What is expected. Reproduce every line of the items below word for word, leaving out the pictures.

Layout items:
========================================
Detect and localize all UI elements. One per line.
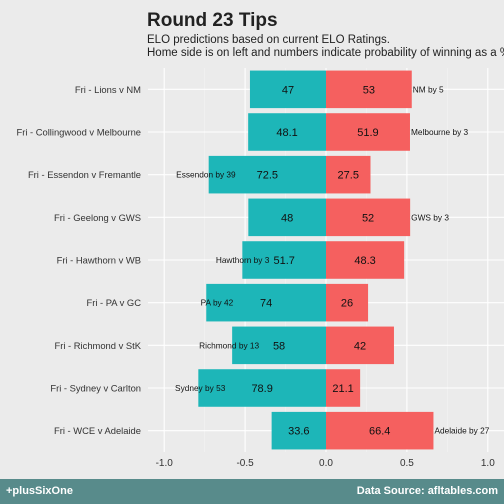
- category-label: Fri - Essendon v Fremantle: [28, 169, 141, 180]
- bar-away: [326, 198, 411, 237]
- x-tick-label: 0.0: [319, 458, 333, 469]
- category-label: Fri - Richmond v StK: [55, 340, 142, 351]
- bar-home: [242, 241, 326, 279]
- margin-label: Essendon by 39: [176, 170, 236, 180]
- bar-home: [249, 70, 326, 109]
- data-label-home: 48.1: [276, 127, 297, 139]
- margin-label: PA by 42: [201, 298, 234, 308]
- bar-home: [248, 198, 326, 237]
- bar-away: [326, 113, 410, 151]
- margin-label: Adelaide by 27: [434, 426, 489, 436]
- margin-label: Richmond by 13: [199, 340, 259, 350]
- bar-away: [326, 326, 394, 365]
- data-label-away: 52: [362, 212, 374, 224]
- data-label-away: 66.4: [369, 426, 390, 438]
- data-label-home: 33.6: [288, 426, 309, 438]
- data-label-home: 48: [281, 212, 293, 224]
- data-label-away: 27.5: [338, 170, 359, 182]
- margin-label: Melbourne by 3: [411, 127, 469, 137]
- bar-away: [326, 155, 371, 194]
- bar-away: [326, 369, 361, 407]
- chart-subtitle-line-1: ELO predictions based on current ELO Rat…: [147, 34, 390, 46]
- bar-away: [326, 283, 369, 322]
- category-label: Fri - WCE v Adelaide: [54, 425, 141, 436]
- footer-brand: +plusSixOne: [6, 485, 73, 497]
- category-label: Fri - Sydney v Carlton: [50, 383, 141, 394]
- bar-home: [206, 283, 326, 322]
- data-label-home: 47: [282, 84, 294, 96]
- data-label-away: 53: [363, 84, 375, 96]
- bar-away: [326, 411, 434, 450]
- category-label: Fri - Lions v NM: [75, 84, 141, 95]
- data-label-home: 74: [260, 298, 272, 310]
- bar-home: [208, 155, 326, 194]
- margin-label: Sydney by 53: [175, 383, 226, 393]
- bar-home: [248, 113, 326, 151]
- x-tick-label: 1.0: [481, 458, 495, 469]
- data-label-home: 58: [273, 340, 285, 352]
- x-tick-label: -1.0: [156, 458, 174, 469]
- data-label-away: 42: [354, 340, 366, 352]
- data-label-away: 21.1: [332, 383, 353, 395]
- category-label: Fri - PA v GC: [86, 297, 141, 308]
- plot-area: 47 53 NM by 5 Fri - Lions v NM 48.1 51.9 Melbo…: [16, 68, 504, 469]
- data-label-home: 72.5: [257, 170, 278, 182]
- data-label-away: 51.9: [357, 127, 378, 139]
- x-tick-label: -0.5: [236, 458, 254, 469]
- chart-subtitle-line-2: Home side is on left and numbers indicat…: [147, 47, 504, 59]
- margin-label: Hawthorn by 3: [216, 255, 270, 265]
- footer-bar: +plusSixOne Data Source: afltables.com: [0, 479, 504, 504]
- chart-title: Round 23 Tips: [147, 10, 278, 31]
- bar-home: [271, 411, 326, 450]
- bar-away: [326, 241, 405, 279]
- data-label-away: 48.3: [354, 255, 375, 267]
- category-label: Fri - Collingwood v Melbourne: [16, 127, 141, 138]
- data-label-home: 51.7: [273, 255, 294, 267]
- data-label-away: 26: [341, 298, 353, 310]
- data-label-home: 78.9: [251, 383, 272, 395]
- bar-away: [326, 70, 412, 109]
- margin-label: GWS by 3: [411, 212, 449, 222]
- category-label: Fri - Geelong v GWS: [54, 212, 141, 223]
- margin-label: NM by 5: [413, 84, 444, 94]
- category-label: Fri - Hawthorn v WB: [57, 255, 141, 266]
- x-tick-label: 0.5: [400, 458, 414, 469]
- bar-home: [198, 369, 326, 407]
- bar-home: [232, 326, 326, 365]
- footer-data-source: Data Source: afltables.com: [356, 485, 498, 497]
========================================
Task solution.
Detect and localize all UI elements. One per line.
- category-label: Fri - Essendon v Fremantle: [28, 169, 141, 180]
- bar-away: [326, 198, 411, 237]
- x-tick-label: 0.0: [319, 458, 333, 469]
- category-label: Fri - Richmond v StK: [55, 340, 142, 351]
- bar-home: [242, 241, 326, 279]
- margin-label: Essendon by 39: [176, 170, 236, 180]
- bar-home: [249, 70, 326, 109]
- data-label-home: 48.1: [276, 127, 297, 139]
- margin-label: PA by 42: [201, 298, 234, 308]
- bar-home: [248, 198, 326, 237]
- bar-away: [326, 113, 410, 151]
- margin-label: Adelaide by 27: [434, 426, 489, 436]
- margin-label: Richmond by 13: [199, 340, 259, 350]
- bar-away: [326, 326, 394, 365]
- data-label-away: 52: [362, 212, 374, 224]
- data-label-away: 66.4: [369, 426, 390, 438]
- data-label-home: 33.6: [288, 426, 309, 438]
- data-label-home: 48: [281, 212, 293, 224]
- data-label-away: 27.5: [338, 170, 359, 182]
- margin-label: Melbourne by 3: [411, 127, 469, 137]
- bar-away: [326, 155, 371, 194]
- bar-away: [326, 369, 361, 407]
- chart-subtitle-line-1: ELO predictions based on current ELO Rat…: [147, 34, 390, 46]
- bar-away: [326, 283, 369, 322]
- category-label: Fri - WCE v Adelaide: [54, 425, 141, 436]
- footer-brand: +plusSixOne: [6, 485, 73, 497]
- category-label: Fri - Sydney v Carlton: [50, 383, 141, 394]
- bar-home: [206, 283, 326, 322]
- data-label-home: 47: [282, 84, 294, 96]
- data-label-away: 53: [363, 84, 375, 96]
- bar-away: [326, 411, 434, 450]
- category-label: Fri - Lions v NM: [75, 84, 141, 95]
- data-label-home: 74: [260, 298, 272, 310]
- bar-home: [208, 155, 326, 194]
- margin-label: Sydney by 53: [175, 383, 226, 393]
- bar-home: [248, 113, 326, 151]
- x-tick-label: 1.0: [481, 458, 495, 469]
- data-label-home: 58: [273, 340, 285, 352]
- x-tick-label: -1.0: [156, 458, 174, 469]
- data-label-away: 42: [354, 340, 366, 352]
- data-label-away: 21.1: [332, 383, 353, 395]
- category-label: Fri - PA v GC: [86, 297, 141, 308]
- plot-area: 47 53 NM by 5 Fri - Lions v NM 48.1 51.9 Melbo…: [16, 68, 504, 469]
- data-label-home: 72.5: [257, 170, 278, 182]
- data-label-away: 51.9: [357, 127, 378, 139]
- x-tick-label: -0.5: [236, 458, 254, 469]
- chart-subtitle-line-2: Home side is on left and numbers indicat…: [147, 47, 504, 59]
- margin-label: Hawthorn by 3: [216, 255, 270, 265]
- footer-bar: +plusSixOne Data Source: afltables.com: [0, 479, 504, 504]
- chart-title: Round 23 Tips: [147, 10, 278, 31]
- bar-home: [271, 411, 326, 450]
- bar-away: [326, 241, 405, 279]
- data-label-away: 48.3: [354, 255, 375, 267]
- category-label: Fri - Collingwood v Melbourne: [16, 127, 141, 138]
- data-label-home: 51.7: [273, 255, 294, 267]
- data-label-away: 26: [341, 298, 353, 310]
- data-label-home: 78.9: [251, 383, 272, 395]
- bar-away: [326, 70, 412, 109]
- margin-label: GWS by 3: [411, 212, 449, 222]
- category-label: Fri - Geelong v GWS: [54, 212, 141, 223]
- margin-label: NM by 5: [413, 84, 444, 94]
- category-label: Fri - Hawthorn v WB: [57, 255, 141, 266]
- x-tick-label: 0.5: [400, 458, 414, 469]
- bar-home: [198, 369, 326, 407]
- bar-home: [232, 326, 326, 365]
- footer-data-source: Data Source: afltables.com: [356, 485, 498, 497]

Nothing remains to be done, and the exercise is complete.